▶ [Working data]

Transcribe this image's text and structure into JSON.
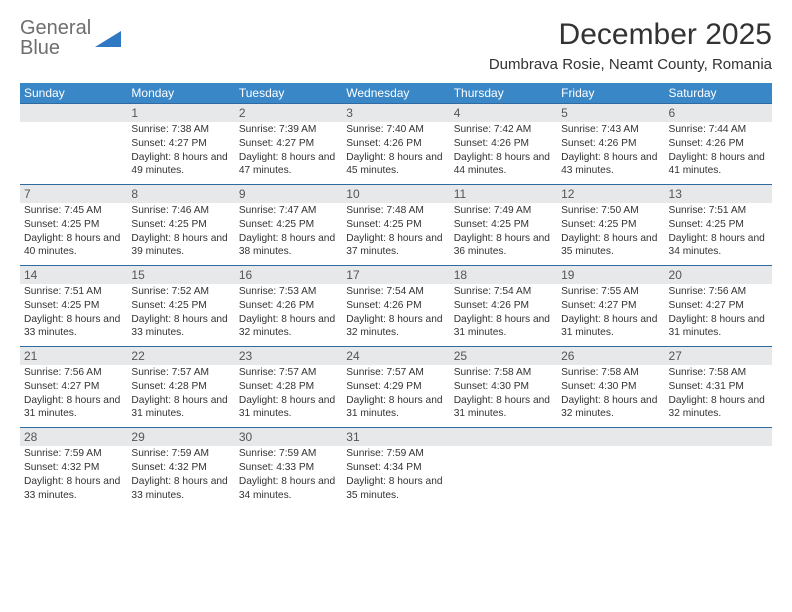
{
  "logo": {
    "line1": "General",
    "line2": "Blue"
  },
  "title": "December 2025",
  "location": "Dumbrava Rosie, Neamt County, Romania",
  "colors": {
    "header_bg": "#3a87c8",
    "header_text": "#ffffff",
    "num_row_bg": "#e7e8ea",
    "row_border": "#2f6aa3",
    "body_text": "#333333",
    "logo_gray": "#6e6e6e",
    "logo_blue": "#2f78c4"
  },
  "dayNames": [
    "Sunday",
    "Monday",
    "Tuesday",
    "Wednesday",
    "Thursday",
    "Friday",
    "Saturday"
  ],
  "weeks": [
    [
      null,
      {
        "n": "1",
        "sr": "7:38 AM",
        "ss": "4:27 PM",
        "dl": "8 hours and 49 minutes."
      },
      {
        "n": "2",
        "sr": "7:39 AM",
        "ss": "4:27 PM",
        "dl": "8 hours and 47 minutes."
      },
      {
        "n": "3",
        "sr": "7:40 AM",
        "ss": "4:26 PM",
        "dl": "8 hours and 45 minutes."
      },
      {
        "n": "4",
        "sr": "7:42 AM",
        "ss": "4:26 PM",
        "dl": "8 hours and 44 minutes."
      },
      {
        "n": "5",
        "sr": "7:43 AM",
        "ss": "4:26 PM",
        "dl": "8 hours and 43 minutes."
      },
      {
        "n": "6",
        "sr": "7:44 AM",
        "ss": "4:26 PM",
        "dl": "8 hours and 41 minutes."
      }
    ],
    [
      {
        "n": "7",
        "sr": "7:45 AM",
        "ss": "4:25 PM",
        "dl": "8 hours and 40 minutes."
      },
      {
        "n": "8",
        "sr": "7:46 AM",
        "ss": "4:25 PM",
        "dl": "8 hours and 39 minutes."
      },
      {
        "n": "9",
        "sr": "7:47 AM",
        "ss": "4:25 PM",
        "dl": "8 hours and 38 minutes."
      },
      {
        "n": "10",
        "sr": "7:48 AM",
        "ss": "4:25 PM",
        "dl": "8 hours and 37 minutes."
      },
      {
        "n": "11",
        "sr": "7:49 AM",
        "ss": "4:25 PM",
        "dl": "8 hours and 36 minutes."
      },
      {
        "n": "12",
        "sr": "7:50 AM",
        "ss": "4:25 PM",
        "dl": "8 hours and 35 minutes."
      },
      {
        "n": "13",
        "sr": "7:51 AM",
        "ss": "4:25 PM",
        "dl": "8 hours and 34 minutes."
      }
    ],
    [
      {
        "n": "14",
        "sr": "7:51 AM",
        "ss": "4:25 PM",
        "dl": "8 hours and 33 minutes."
      },
      {
        "n": "15",
        "sr": "7:52 AM",
        "ss": "4:25 PM",
        "dl": "8 hours and 33 minutes."
      },
      {
        "n": "16",
        "sr": "7:53 AM",
        "ss": "4:26 PM",
        "dl": "8 hours and 32 minutes."
      },
      {
        "n": "17",
        "sr": "7:54 AM",
        "ss": "4:26 PM",
        "dl": "8 hours and 32 minutes."
      },
      {
        "n": "18",
        "sr": "7:54 AM",
        "ss": "4:26 PM",
        "dl": "8 hours and 31 minutes."
      },
      {
        "n": "19",
        "sr": "7:55 AM",
        "ss": "4:27 PM",
        "dl": "8 hours and 31 minutes."
      },
      {
        "n": "20",
        "sr": "7:56 AM",
        "ss": "4:27 PM",
        "dl": "8 hours and 31 minutes."
      }
    ],
    [
      {
        "n": "21",
        "sr": "7:56 AM",
        "ss": "4:27 PM",
        "dl": "8 hours and 31 minutes."
      },
      {
        "n": "22",
        "sr": "7:57 AM",
        "ss": "4:28 PM",
        "dl": "8 hours and 31 minutes."
      },
      {
        "n": "23",
        "sr": "7:57 AM",
        "ss": "4:28 PM",
        "dl": "8 hours and 31 minutes."
      },
      {
        "n": "24",
        "sr": "7:57 AM",
        "ss": "4:29 PM",
        "dl": "8 hours and 31 minutes."
      },
      {
        "n": "25",
        "sr": "7:58 AM",
        "ss": "4:30 PM",
        "dl": "8 hours and 31 minutes."
      },
      {
        "n": "26",
        "sr": "7:58 AM",
        "ss": "4:30 PM",
        "dl": "8 hours and 32 minutes."
      },
      {
        "n": "27",
        "sr": "7:58 AM",
        "ss": "4:31 PM",
        "dl": "8 hours and 32 minutes."
      }
    ],
    [
      {
        "n": "28",
        "sr": "7:59 AM",
        "ss": "4:32 PM",
        "dl": "8 hours and 33 minutes."
      },
      {
        "n": "29",
        "sr": "7:59 AM",
        "ss": "4:32 PM",
        "dl": "8 hours and 33 minutes."
      },
      {
        "n": "30",
        "sr": "7:59 AM",
        "ss": "4:33 PM",
        "dl": "8 hours and 34 minutes."
      },
      {
        "n": "31",
        "sr": "7:59 AM",
        "ss": "4:34 PM",
        "dl": "8 hours and 35 minutes."
      },
      null,
      null,
      null
    ]
  ],
  "labels": {
    "sunrise": "Sunrise:",
    "sunset": "Sunset:",
    "daylight": "Daylight:"
  }
}
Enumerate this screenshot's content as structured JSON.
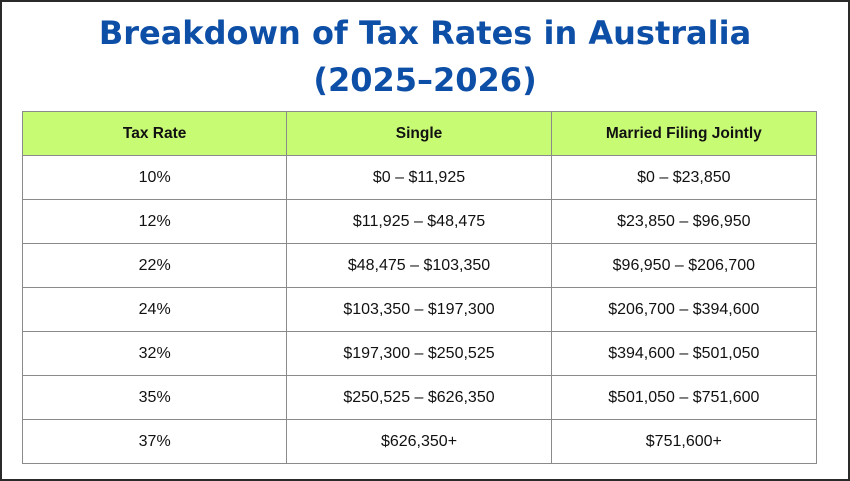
{
  "title": {
    "line1": "Breakdown of Tax Rates in Australia",
    "line2": "(2025–2026)"
  },
  "colors": {
    "title": "#0d4ea6",
    "header_bg": "#c8fb74",
    "border": "#8a8a8a"
  },
  "table": {
    "headers": [
      "Tax Rate",
      "Single",
      "Married Filing Jointly"
    ],
    "rows": [
      [
        "10%",
        "$0 – $11,925",
        "$0 – $23,850"
      ],
      [
        "12%",
        "$11,925 – $48,475",
        "$23,850 – $96,950"
      ],
      [
        "22%",
        "$48,475 – $103,350",
        "$96,950 – $206,700"
      ],
      [
        "24%",
        "$103,350 – $197,300",
        "$206,700 – $394,600"
      ],
      [
        "32%",
        "$197,300 – $250,525",
        "$394,600 – $501,050"
      ],
      [
        "35%",
        "$250,525 – $626,350",
        "$501,050 – $751,600"
      ],
      [
        "37%",
        "$626,350+",
        "$751,600+"
      ]
    ]
  }
}
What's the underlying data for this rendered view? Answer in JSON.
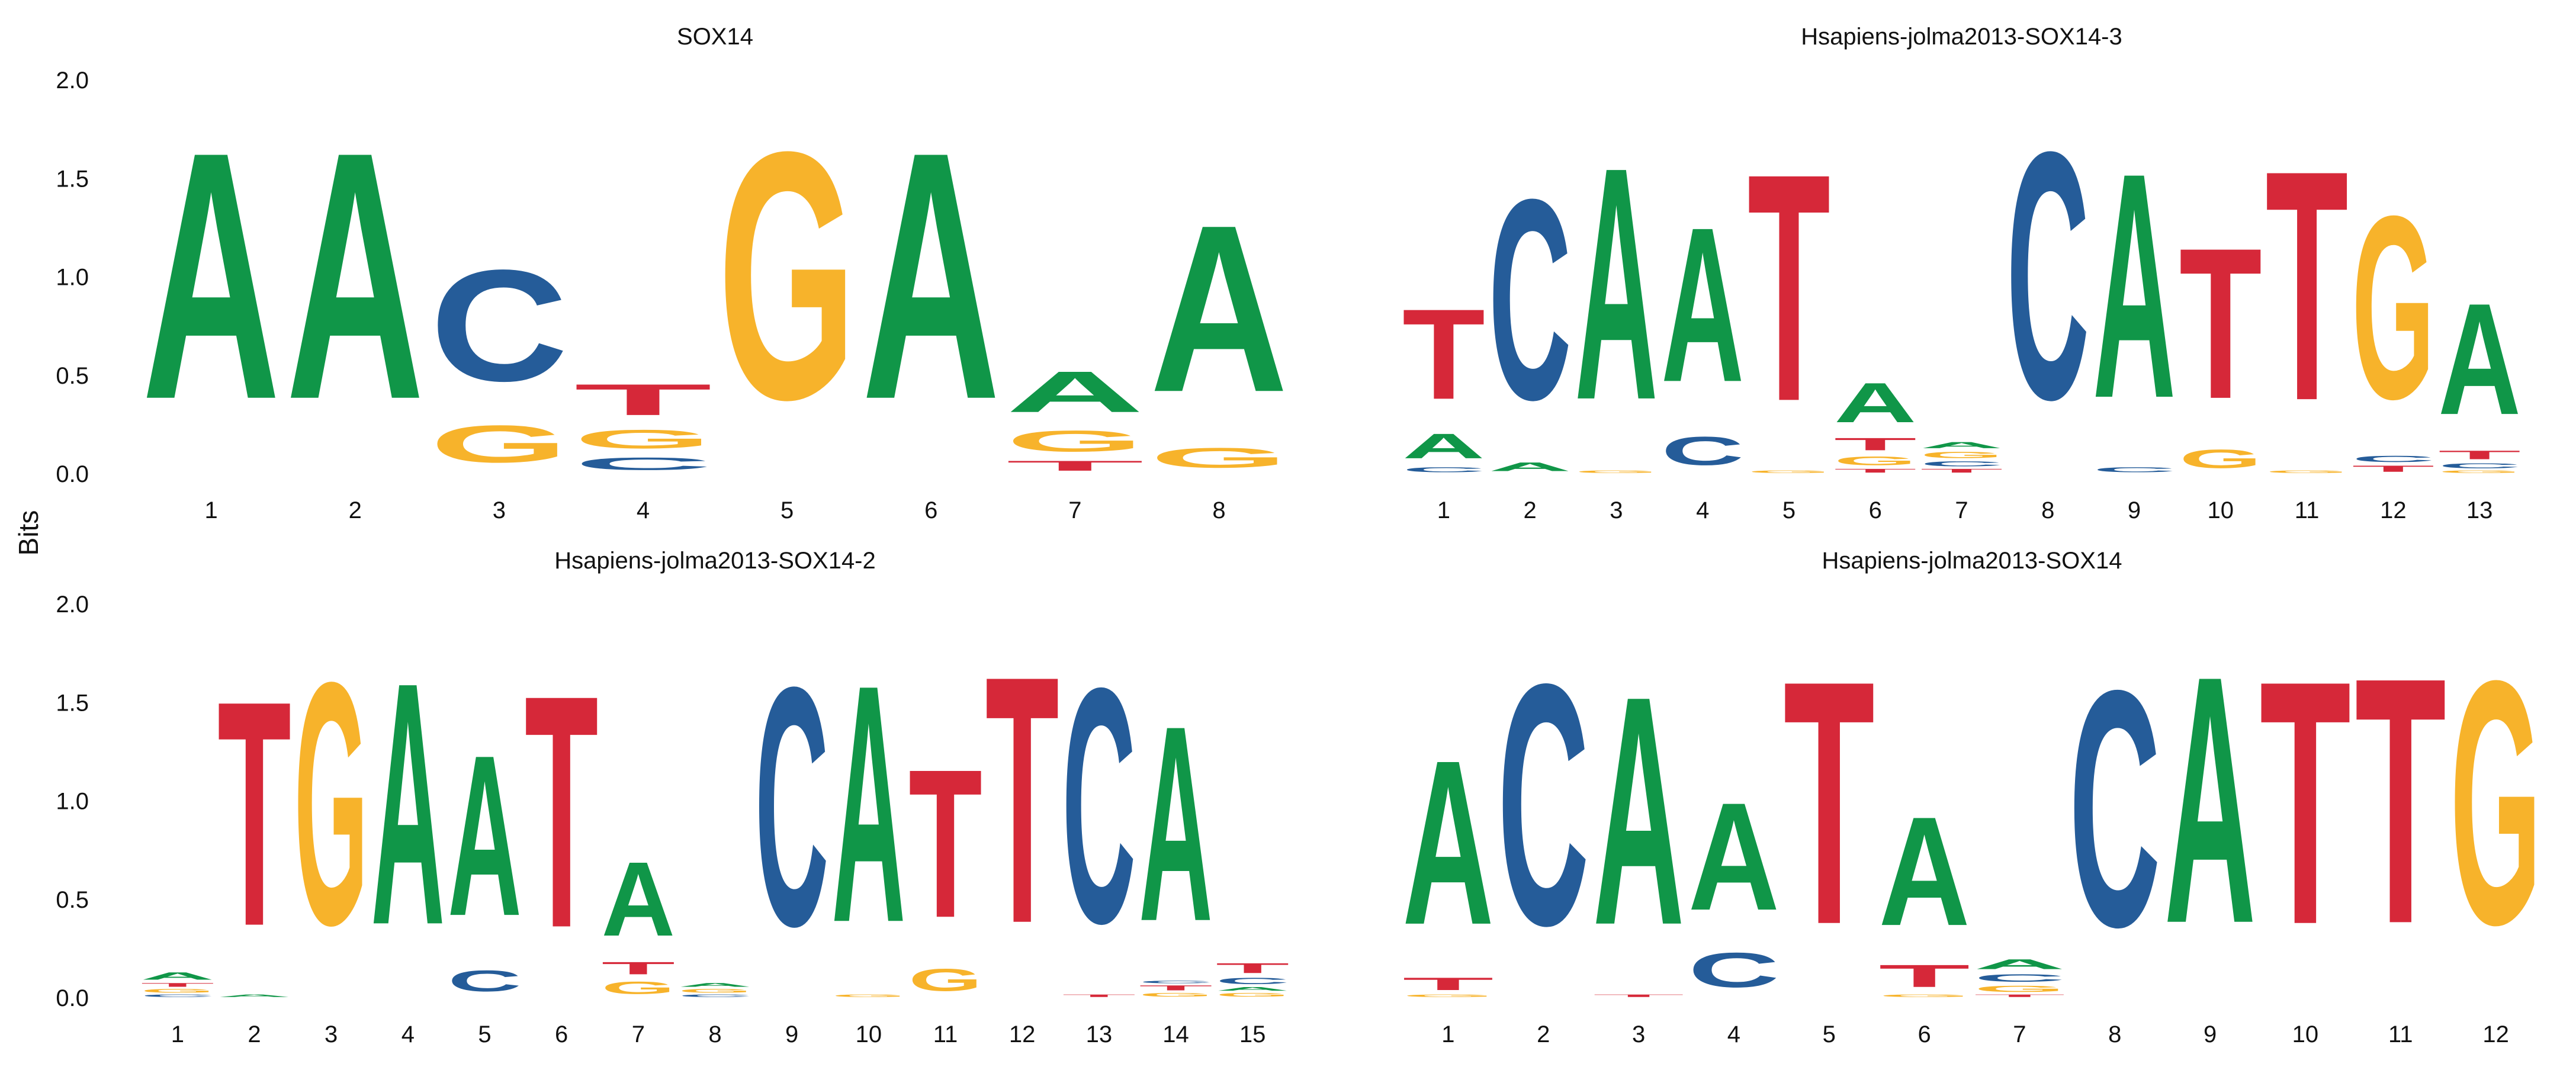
{
  "figure": {
    "ylabel": "Bits"
  },
  "colors": {
    "A": "#109648",
    "C": "#255C99",
    "G": "#F7B32B",
    "T": "#D62839"
  },
  "chart_data": [
    {
      "type": "sequence-logo",
      "title": "SOX14",
      "ylim": [
        0,
        2
      ],
      "yticks": [
        "0.0",
        "0.5",
        "1.0",
        "1.5",
        "2.0"
      ],
      "positions": [
        {
          "label": "1",
          "letters": [
            [
              "A",
              2.0
            ]
          ]
        },
        {
          "label": "2",
          "letters": [
            [
              "A",
              2.0
            ]
          ]
        },
        {
          "label": "3",
          "letters": [
            [
              "G",
              0.3
            ],
            [
              "C",
              0.9
            ]
          ]
        },
        {
          "label": "4",
          "letters": [
            [
              "C",
              0.1
            ],
            [
              "G",
              0.15
            ],
            [
              "T",
              0.25
            ]
          ]
        },
        {
          "label": "5",
          "letters": [
            [
              "G",
              2.0
            ]
          ]
        },
        {
          "label": "6",
          "letters": [
            [
              "A",
              2.0
            ]
          ]
        },
        {
          "label": "7",
          "letters": [
            [
              "T",
              0.08
            ],
            [
              "G",
              0.17
            ],
            [
              "A",
              0.33
            ]
          ]
        },
        {
          "label": "8",
          "letters": [
            [
              "G",
              0.16
            ],
            [
              "A",
              1.35
            ]
          ]
        }
      ]
    },
    {
      "type": "sequence-logo",
      "title": "Hsapiens-jolma2013-SOX14-3",
      "ylim": [
        0,
        2
      ],
      "yticks": [
        "0.0",
        "0.5",
        "1.0",
        "1.5",
        "2.0"
      ],
      "positions": [
        {
          "label": "1",
          "letters": [
            [
              "C",
              0.04
            ],
            [
              "A",
              0.2
            ],
            [
              "T",
              0.73
            ]
          ]
        },
        {
          "label": "2",
          "letters": [
            [
              "A",
              0.07
            ],
            [
              "C",
              1.62
            ]
          ]
        },
        {
          "label": "3",
          "letters": [
            [
              "G",
              0.02
            ],
            [
              "A",
              1.88
            ]
          ]
        },
        {
          "label": "4",
          "letters": [
            [
              "C",
              0.23
            ],
            [
              "A",
              1.25
            ]
          ]
        },
        {
          "label": "5",
          "letters": [
            [
              "G",
              0.02
            ],
            [
              "T",
              1.84
            ]
          ]
        },
        {
          "label": "6",
          "letters": [
            [
              "T",
              0.03
            ],
            [
              "G",
              0.07
            ],
            [
              "T",
              0.1
            ],
            [
              "A",
              0.32
            ]
          ]
        },
        {
          "label": "7",
          "letters": [
            [
              "T",
              0.03
            ],
            [
              "C",
              0.04
            ],
            [
              "G",
              0.05
            ],
            [
              "A",
              0.05
            ]
          ]
        },
        {
          "label": "8",
          "letters": [
            [
              "C",
              2.0
            ]
          ]
        },
        {
          "label": "9",
          "letters": [
            [
              "C",
              0.04
            ],
            [
              "A",
              1.82
            ]
          ]
        },
        {
          "label": "10",
          "letters": [
            [
              "G",
              0.15
            ],
            [
              "T",
              1.22
            ]
          ]
        },
        {
          "label": "11",
          "letters": [
            [
              "G",
              0.02
            ],
            [
              "T",
              1.86
            ]
          ]
        },
        {
          "label": "12",
          "letters": [
            [
              "T",
              0.05
            ],
            [
              "C",
              0.05
            ],
            [
              "G",
              1.48
            ]
          ]
        },
        {
          "label": "13",
          "letters": [
            [
              "G",
              0.02
            ],
            [
              "C",
              0.04
            ],
            [
              "T",
              0.07
            ],
            [
              "A",
              0.9
            ]
          ]
        }
      ]
    },
    {
      "type": "sequence-logo",
      "title": "Hsapiens-jolma2013-SOX14-2",
      "ylim": [
        0,
        2
      ],
      "yticks": [
        "0.0",
        "0.5",
        "1.0",
        "1.5",
        "2.0"
      ],
      "positions": [
        {
          "label": "1",
          "letters": [
            [
              "C",
              0.02
            ],
            [
              "G",
              0.03
            ],
            [
              "T",
              0.03
            ],
            [
              "A",
              0.06
            ]
          ]
        },
        {
          "label": "2",
          "letters": [
            [
              "A",
              0.02
            ],
            [
              "T",
              1.82
            ]
          ]
        },
        {
          "label": "3",
          "letters": [
            [
              "G",
              1.96
            ]
          ]
        },
        {
          "label": "4",
          "letters": [
            [
              "A",
              1.96
            ]
          ]
        },
        {
          "label": "5",
          "letters": [
            [
              "C",
              0.17
            ],
            [
              "A",
              1.3
            ]
          ]
        },
        {
          "label": "6",
          "letters": [
            [
              "T",
              1.88
            ]
          ]
        },
        {
          "label": "7",
          "letters": [
            [
              "G",
              0.1
            ],
            [
              "T",
              0.1
            ],
            [
              "A",
              0.6
            ]
          ]
        },
        {
          "label": "8",
          "letters": [
            [
              "C",
              0.02
            ],
            [
              "G",
              0.03
            ],
            [
              "A",
              0.03
            ]
          ]
        },
        {
          "label": "9",
          "letters": [
            [
              "C",
              1.93
            ]
          ]
        },
        {
          "label": "10",
          "letters": [
            [
              "G",
              0.02
            ],
            [
              "A",
              1.92
            ]
          ]
        },
        {
          "label": "11",
          "letters": [
            [
              "G",
              0.18
            ],
            [
              "T",
              1.2
            ]
          ]
        },
        {
          "label": "12",
          "letters": [
            [
              "T",
              2.0
            ]
          ]
        },
        {
          "label": "13",
          "letters": [
            [
              "T",
              0.02
            ],
            [
              "C",
              1.9
            ]
          ]
        },
        {
          "label": "14",
          "letters": [
            [
              "G",
              0.03
            ],
            [
              "T",
              0.04
            ],
            [
              "C",
              0.02
            ],
            [
              "A",
              1.58
            ]
          ]
        },
        {
          "label": "15",
          "letters": [
            [
              "G",
              0.03
            ],
            [
              "A",
              0.03
            ],
            [
              "C",
              0.05
            ],
            [
              "T",
              0.08
            ]
          ]
        }
      ]
    },
    {
      "type": "sequence-logo",
      "title": "Hsapiens-jolma2013-SOX14",
      "ylim": [
        0,
        2
      ],
      "yticks": [
        "0.0",
        "0.5",
        "1.0",
        "1.5",
        "2.0"
      ],
      "positions": [
        {
          "label": "1",
          "letters": [
            [
              "G",
              0.02
            ],
            [
              "T",
              0.1
            ],
            [
              "A",
              1.33
            ]
          ]
        },
        {
          "label": "2",
          "letters": [
            [
              "C",
              1.95
            ]
          ]
        },
        {
          "label": "3",
          "letters": [
            [
              "T",
              0.02
            ],
            [
              "A",
              1.85
            ]
          ]
        },
        {
          "label": "4",
          "letters": [
            [
              "C",
              0.28
            ],
            [
              "A",
              0.87
            ]
          ]
        },
        {
          "label": "5",
          "letters": [
            [
              "T",
              1.97
            ]
          ]
        },
        {
          "label": "6",
          "letters": [
            [
              "G",
              0.02
            ],
            [
              "T",
              0.18
            ],
            [
              "A",
              0.88
            ]
          ]
        },
        {
          "label": "7",
          "letters": [
            [
              "T",
              0.02
            ],
            [
              "G",
              0.05
            ],
            [
              "C",
              0.06
            ],
            [
              "A",
              0.08
            ]
          ]
        },
        {
          "label": "8",
          "letters": [
            [
              "C",
              1.91
            ]
          ]
        },
        {
          "label": "9",
          "letters": [
            [
              "A",
              2.0
            ]
          ]
        },
        {
          "label": "10",
          "letters": [
            [
              "T",
              1.97
            ]
          ]
        },
        {
          "label": "11",
          "letters": [
            [
              "T",
              1.99
            ]
          ]
        },
        {
          "label": "12",
          "letters": [
            [
              "G",
              1.97
            ]
          ]
        }
      ]
    }
  ]
}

▶ [Exercise description]
List all lines where "this" occurs.

▶ [Reply to the exercise]
Transcribe this image's text and structure into JSON.
Enumerate this screenshot's content as structured JSON.
What's the underlying data for this rendered view? Answer in JSON.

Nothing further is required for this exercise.